What to work on: Please output every line of the material as it stands, without the pictures.

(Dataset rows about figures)
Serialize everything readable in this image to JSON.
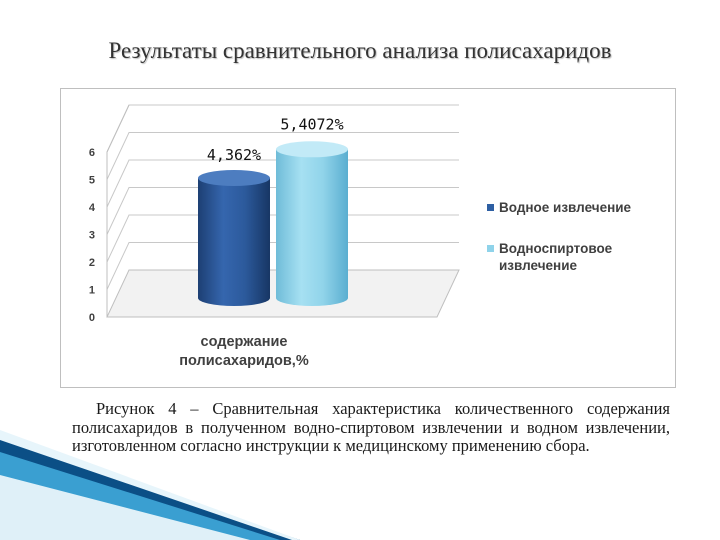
{
  "slide": {
    "title": "Результаты сравнительного анализа полисахаридов"
  },
  "chart_data": {
    "type": "bar",
    "subtype": "3d-cylinder",
    "categories": [
      "содержание полисахаридов,%"
    ],
    "xlabel": "содержание полисахаридов,%",
    "ylabel": "",
    "ylim": [
      0,
      6
    ],
    "yticks": [
      0,
      1,
      2,
      3,
      4,
      5,
      6
    ],
    "grid": true,
    "legend_position": "right",
    "series": [
      {
        "name": "Водное извлечение",
        "values": [
          4.362
        ],
        "label": "4,362%",
        "color": "#2e5fa3"
      },
      {
        "name": "Водноспиртовое извлечение",
        "values": [
          5.4072
        ],
        "label": "5,4072%",
        "color": "#8fd3ea"
      }
    ]
  },
  "legend": {
    "items": [
      {
        "label": "Водное извлечение",
        "color": "#2e5fa3"
      },
      {
        "label": "Водноспиртовое извлечение",
        "color": "#8fd3ea"
      }
    ]
  },
  "caption": {
    "text": "Рисунок 4 – Сравнительная характеристика количественного содержания полисахаридов в полученном водно-спиртовом извлечении и водном извлечении, изготовленном согласно инструкции к медицинскому применению сбора."
  }
}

Result of this task:
Serialize everything readable in this image to JSON.
{
  "slide": {
    "title": "Результаты сравнительного анализа полисахаридов"
  },
  "chart_data": {
    "type": "bar",
    "subtype": "3d-cylinder",
    "categories": [
      "содержание полисахаридов,%"
    ],
    "xlabel": "содержание полисахаридов,%",
    "ylabel": "",
    "ylim": [
      0,
      6
    ],
    "yticks": [
      0,
      1,
      2,
      3,
      4,
      5,
      6
    ],
    "grid": true,
    "legend_position": "right",
    "series": [
      {
        "name": "Водное извлечение",
        "values": [
          4.362
        ],
        "label": "4,362%",
        "color": "#2e5fa3"
      },
      {
        "name": "Водноспиртовое извлечение",
        "values": [
          5.4072
        ],
        "label": "5,4072%",
        "color": "#8fd3ea"
      }
    ]
  },
  "legend": {
    "items": [
      {
        "label": "Водное извлечение",
        "color": "#2e5fa3"
      },
      {
        "label": "Водноспиртовое извлечение",
        "color": "#8fd3ea"
      }
    ]
  },
  "caption": {
    "text": "Рисунок 4 – Сравнительная характеристика количественного содержания полисахаридов в полученном водно-спиртовом извлечении и водном извлечении, изготовленном согласно инструкции к медицинскому применению сбора."
  }
}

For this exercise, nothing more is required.